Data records
....................

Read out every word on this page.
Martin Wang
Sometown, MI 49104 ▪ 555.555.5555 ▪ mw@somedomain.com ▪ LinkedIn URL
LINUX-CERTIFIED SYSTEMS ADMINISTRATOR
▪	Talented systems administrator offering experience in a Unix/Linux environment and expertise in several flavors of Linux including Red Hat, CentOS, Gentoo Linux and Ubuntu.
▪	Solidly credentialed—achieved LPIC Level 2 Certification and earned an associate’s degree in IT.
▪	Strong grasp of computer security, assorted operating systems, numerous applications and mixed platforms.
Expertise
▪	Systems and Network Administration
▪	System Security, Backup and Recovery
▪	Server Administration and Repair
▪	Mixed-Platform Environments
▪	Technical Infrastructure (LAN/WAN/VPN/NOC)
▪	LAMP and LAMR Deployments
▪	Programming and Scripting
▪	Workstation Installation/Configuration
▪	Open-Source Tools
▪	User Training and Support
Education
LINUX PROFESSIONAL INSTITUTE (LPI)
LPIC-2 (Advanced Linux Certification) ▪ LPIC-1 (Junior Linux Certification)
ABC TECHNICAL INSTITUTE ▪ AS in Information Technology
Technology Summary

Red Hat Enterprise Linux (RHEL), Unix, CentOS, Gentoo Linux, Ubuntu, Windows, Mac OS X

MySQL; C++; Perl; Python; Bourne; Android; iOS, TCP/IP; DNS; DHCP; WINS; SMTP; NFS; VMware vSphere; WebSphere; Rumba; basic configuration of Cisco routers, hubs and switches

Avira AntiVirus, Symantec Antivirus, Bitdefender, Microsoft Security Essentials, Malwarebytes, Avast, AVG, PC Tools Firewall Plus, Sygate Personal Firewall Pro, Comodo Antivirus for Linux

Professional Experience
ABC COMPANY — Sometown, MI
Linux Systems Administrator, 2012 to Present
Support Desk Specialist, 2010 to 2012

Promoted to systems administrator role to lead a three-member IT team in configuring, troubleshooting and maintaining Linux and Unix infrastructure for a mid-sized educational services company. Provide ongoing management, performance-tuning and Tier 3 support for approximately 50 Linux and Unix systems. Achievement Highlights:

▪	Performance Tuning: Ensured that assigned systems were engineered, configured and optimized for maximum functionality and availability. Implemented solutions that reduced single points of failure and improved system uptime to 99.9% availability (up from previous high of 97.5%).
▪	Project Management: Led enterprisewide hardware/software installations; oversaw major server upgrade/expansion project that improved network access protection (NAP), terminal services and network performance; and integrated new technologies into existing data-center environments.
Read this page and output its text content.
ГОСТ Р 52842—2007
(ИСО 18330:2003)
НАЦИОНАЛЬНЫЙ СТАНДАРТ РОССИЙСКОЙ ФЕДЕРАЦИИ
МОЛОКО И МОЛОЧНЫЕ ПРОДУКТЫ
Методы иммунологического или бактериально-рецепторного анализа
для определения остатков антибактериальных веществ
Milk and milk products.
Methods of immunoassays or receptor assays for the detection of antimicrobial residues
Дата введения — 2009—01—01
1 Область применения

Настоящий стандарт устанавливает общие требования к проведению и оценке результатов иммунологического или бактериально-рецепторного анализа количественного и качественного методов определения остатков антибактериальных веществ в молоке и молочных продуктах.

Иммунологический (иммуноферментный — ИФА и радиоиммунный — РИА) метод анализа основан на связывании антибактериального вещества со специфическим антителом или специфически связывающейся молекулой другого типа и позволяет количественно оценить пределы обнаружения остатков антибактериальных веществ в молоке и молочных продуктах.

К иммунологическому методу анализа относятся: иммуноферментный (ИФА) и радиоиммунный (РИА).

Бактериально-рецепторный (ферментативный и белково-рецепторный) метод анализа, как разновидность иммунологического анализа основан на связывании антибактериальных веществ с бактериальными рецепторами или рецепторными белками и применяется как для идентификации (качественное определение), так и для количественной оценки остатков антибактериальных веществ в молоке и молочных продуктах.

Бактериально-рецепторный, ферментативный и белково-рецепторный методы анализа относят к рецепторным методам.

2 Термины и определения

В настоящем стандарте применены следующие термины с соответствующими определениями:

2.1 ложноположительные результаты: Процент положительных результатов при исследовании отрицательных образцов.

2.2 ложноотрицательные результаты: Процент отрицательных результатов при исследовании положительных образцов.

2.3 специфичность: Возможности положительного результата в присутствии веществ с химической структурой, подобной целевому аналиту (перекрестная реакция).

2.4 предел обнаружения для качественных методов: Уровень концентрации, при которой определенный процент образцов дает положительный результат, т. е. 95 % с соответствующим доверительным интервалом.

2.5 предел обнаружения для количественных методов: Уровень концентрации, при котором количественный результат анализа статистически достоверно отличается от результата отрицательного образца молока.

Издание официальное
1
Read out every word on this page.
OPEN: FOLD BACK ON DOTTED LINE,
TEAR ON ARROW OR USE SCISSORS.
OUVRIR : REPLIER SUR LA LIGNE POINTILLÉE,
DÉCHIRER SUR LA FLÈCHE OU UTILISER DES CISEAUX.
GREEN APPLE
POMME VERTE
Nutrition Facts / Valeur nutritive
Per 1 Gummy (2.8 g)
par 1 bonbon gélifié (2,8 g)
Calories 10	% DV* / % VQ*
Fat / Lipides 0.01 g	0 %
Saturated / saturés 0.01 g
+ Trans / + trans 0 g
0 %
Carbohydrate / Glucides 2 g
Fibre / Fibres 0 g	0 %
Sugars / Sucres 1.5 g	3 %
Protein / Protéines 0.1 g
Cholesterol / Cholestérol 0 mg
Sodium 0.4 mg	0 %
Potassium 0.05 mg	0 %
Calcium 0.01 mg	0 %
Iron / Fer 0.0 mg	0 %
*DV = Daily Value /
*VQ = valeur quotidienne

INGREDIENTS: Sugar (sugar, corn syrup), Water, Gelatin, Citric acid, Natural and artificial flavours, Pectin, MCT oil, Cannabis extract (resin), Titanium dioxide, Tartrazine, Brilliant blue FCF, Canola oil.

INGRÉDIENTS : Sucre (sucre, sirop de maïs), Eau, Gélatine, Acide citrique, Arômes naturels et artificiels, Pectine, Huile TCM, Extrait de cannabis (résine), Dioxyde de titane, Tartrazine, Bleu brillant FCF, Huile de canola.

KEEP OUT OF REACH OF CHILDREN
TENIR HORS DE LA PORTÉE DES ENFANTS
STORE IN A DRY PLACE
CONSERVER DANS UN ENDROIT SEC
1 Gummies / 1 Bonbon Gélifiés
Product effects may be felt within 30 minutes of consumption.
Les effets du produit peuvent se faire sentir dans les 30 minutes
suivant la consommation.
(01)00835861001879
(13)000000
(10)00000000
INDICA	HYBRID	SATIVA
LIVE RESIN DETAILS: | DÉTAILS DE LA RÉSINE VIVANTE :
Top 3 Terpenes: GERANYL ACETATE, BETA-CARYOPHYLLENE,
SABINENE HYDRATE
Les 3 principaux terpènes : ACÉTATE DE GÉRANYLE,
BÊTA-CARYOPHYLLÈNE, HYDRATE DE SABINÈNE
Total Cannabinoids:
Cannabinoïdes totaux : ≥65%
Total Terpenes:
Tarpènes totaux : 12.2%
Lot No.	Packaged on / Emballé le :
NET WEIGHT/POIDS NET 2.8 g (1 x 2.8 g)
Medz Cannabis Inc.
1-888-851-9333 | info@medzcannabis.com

....................

**Task prompt:**
Set every record down again, exactly as given.

**Written answer:**
Read out every word on this page.
Martin Wang
Sometown, MI 49104 ▪ 555.555.5555 ▪ mw@somedomain.com ▪ LinkedIn URL
LINUX-CERTIFIED SYSTEMS ADMINISTRATOR
▪	Talented systems administrator offering experience in a Unix/Linux environment and expertise in several flavors of Linux including Red Hat, CentOS, Gentoo Linux and Ubuntu.
▪	Solidly credentialed—achieved LPIC Level 2 Certification and earned an associate’s degree in IT.
▪	Strong grasp of computer security, assorted operating systems, numerous applications and mixed platforms.
Expertise
▪	Systems and Network Administration
▪	System Security, Backup and Recovery
▪	Server Administration and Repair
▪	Mixed-Platform Environments
▪	Technical Infrastructure (LAN/WAN/VPN/NOC)
▪	LAMP and LAMR Deployments
▪	Programming and Scripting
▪	Workstation Installation/Configuration
▪	Open-Source Tools
▪	User Training and Support
Education
LINUX PROFESSIONAL INSTITUTE (LPI)
LPIC-2 (Advanced Linux Certification) ▪ LPIC-1 (Junior Linux Certification)
ABC TECHNICAL INSTITUTE ▪ AS in Information Technology
Technology Summary

Red Hat Enterprise Linux (RHEL), Unix, CentOS, Gentoo Linux, Ubuntu, Windows, Mac OS X

MySQL; C++; Perl; Python; Bourne; Android; iOS, TCP/IP; DNS; DHCP; WINS; SMTP; NFS; VMware vSphere; WebSphere; Rumba; basic configuration of Cisco routers, hubs and switches

Avira AntiVirus, Symantec Antivirus, Bitdefender, Microsoft Security Essentials, Malwarebytes, Avast, AVG, PC Tools Firewall Plus, Sygate Personal Firewall Pro, Comodo Antivirus for Linux

Professional Experience
ABC COMPANY — Sometown, MI
Linux Systems Administrator, 2012 to Present
Support Desk Specialist, 2010 to 2012

Promoted to systems administrator role to lead a three-member IT team in configuring, troubleshooting and maintaining Linux and Unix infrastructure for a mid-sized educational services company. Provide ongoing management, performance-tuning and Tier 3 support for approximately 50 Linux and Unix systems. Achievement Highlights:

▪	Performance Tuning: Ensured that assigned systems were engineered, configured and optimized for maximum functionality and availability. Implemented solutions that reduced single points of failure and improved system uptime to 99.9% availability (up from previous high of 97.5%).
▪	Project Management: Led enterprisewide hardware/software installations; oversaw major server upgrade/expansion project that improved network access protection (NAP), terminal services and network performance; and integrated new technologies into existing data-center environments.
Read this page and output its text content.
ГОСТ Р 52842—2007
(ИСО 18330:2003)
НАЦИОНАЛЬНЫЙ СТАНДАРТ РОССИЙСКОЙ ФЕДЕРАЦИИ
МОЛОКО И МОЛОЧНЫЕ ПРОДУКТЫ
Методы иммунологического или бактериально-рецепторного анализа
для определения остатков антибактериальных веществ
Milk and milk products.
Methods of immunoassays or receptor assays for the detection of antimicrobial residues
Дата введения — 2009—01—01
1 Область применения

Настоящий стандарт устанавливает общие требования к проведению и оценке результатов иммунологического или бактериально-рецепторного анализа количественного и качественного методов определения остатков антибактериальных веществ в молоке и молочных продуктах.

Иммунологический (иммуноферментный — ИФА и радиоиммунный — РИА) метод анализа основан на связывании антибактериального вещества со специфическим антителом или специфически связывающейся молекулой другого типа и позволяет количественно оценить пределы обнаружения остатков антибактериальных веществ в молоке и молочных продуктах.

К иммунологическому методу анализа относятся: иммуноферментный (ИФА) и радиоиммунный (РИА).

Бактериально-рецепторный (ферментативный и белково-рецепторный) метод анализа, как разновидность иммунологического анализа основан на связывании антибактериальных веществ с бактериальными рецепторами или рецепторными белками и применяется как для идентификации (качественное определение), так и для количественной оценки остатков антибактериальных веществ в молоке и молочных продуктах.

Бактериально-рецепторный, ферментативный и белково-рецепторный методы анализа относят к рецепторным методам.

2 Термины и определения

В настоящем стандарте применены следующие термины с соответствующими определениями:

2.1 ложноположительные результаты: Процент положительных результатов при исследовании отрицательных образцов.

2.2 ложноотрицательные результаты: Процент отрицательных результатов при исследовании положительных образцов.

2.3 специфичность: Возможности положительного результата в присутствии веществ с химической структурой, подобной целевому аналиту (перекрестная реакция).

2.4 предел обнаружения для качественных методов: Уровень концентрации, при которой определенный процент образцов дает положительный результат, т. е. 95 % с соответствующим доверительным интервалом.

2.5 предел обнаружения для количественных методов: Уровень концентрации, при котором количественный результат анализа статистически достоверно отличается от результата отрицательного образца молока.

Издание официальное
1
Read out every word on this page.
OPEN: FOLD BACK ON DOTTED LINE,
TEAR ON ARROW OR USE SCISSORS.
OUVRIR : REPLIER SUR LA LIGNE POINTILLÉE,
DÉCHIRER SUR LA FLÈCHE OU UTILISER DES CISEAUX.
GREEN APPLE
POMME VERTE
Nutrition Facts / Valeur nutritive
Per 1 Gummy (2.8 g)
par 1 bonbon gélifié (2,8 g)
Calories 10	% DV* / % VQ*
Fat / Lipides 0.01 g	0 %
Saturated / saturés 0.01 g
+ Trans / + trans 0 g
0 %
Carbohydrate / Glucides 2 g
Fibre / Fibres 0 g	0 %
Sugars / Sucres 1.5 g	3 %
Protein / Protéines 0.1 g
Cholesterol / Cholestérol 0 mg
Sodium 0.4 mg	0 %
Potassium 0.05 mg	0 %
Calcium 0.01 mg	0 %
Iron / Fer 0.0 mg	0 %
*DV = Daily Value /
*VQ = valeur quotidienne

INGREDIENTS: Sugar (sugar, corn syrup), Water, Gelatin, Citric acid, Natural and artificial flavours, Pectin, MCT oil, Cannabis extract (resin), Titanium dioxide, Tartrazine, Brilliant blue FCF, Canola oil.

INGRÉDIENTS : Sucre (sucre, sirop de maïs), Eau, Gélatine, Acide citrique, Arômes naturels et artificiels, Pectine, Huile TCM, Extrait de cannabis (résine), Dioxyde de titane, Tartrazine, Bleu brillant FCF, Huile de canola.

KEEP OUT OF REACH OF CHILDREN
TENIR HORS DE LA PORTÉE DES ENFANTS
STORE IN A DRY PLACE
CONSERVER DANS UN ENDROIT SEC
1 Gummies / 1 Bonbon Gélifiés
Product effects may be felt within 30 minutes of consumption.
Les effets du produit peuvent se faire sentir dans les 30 minutes
suivant la consommation.
(01)00835861001879
(13)000000
(10)00000000
INDICA	HYBRID	SATIVA
LIVE RESIN DETAILS: | DÉTAILS DE LA RÉSINE VIVANTE :
Top 3 Terpenes: GERANYL ACETATE, BETA-CARYOPHYLLENE,
SABINENE HYDRATE
Les 3 principaux terpènes : ACÉTATE DE GÉRANYLE,
BÊTA-CARYOPHYLLÈNE, HYDRATE DE SABINÈNE
Total Cannabinoids:
Cannabinoïdes totaux : ≥65%
Total Terpenes:
Tarpènes totaux : 12.2%
Lot No.	Packaged on / Emballé le :
NET WEIGHT/POIDS NET 2.8 g (1 x 2.8 g)
Medz Cannabis Inc.
1-888-851-9333 | info@medzcannabis.com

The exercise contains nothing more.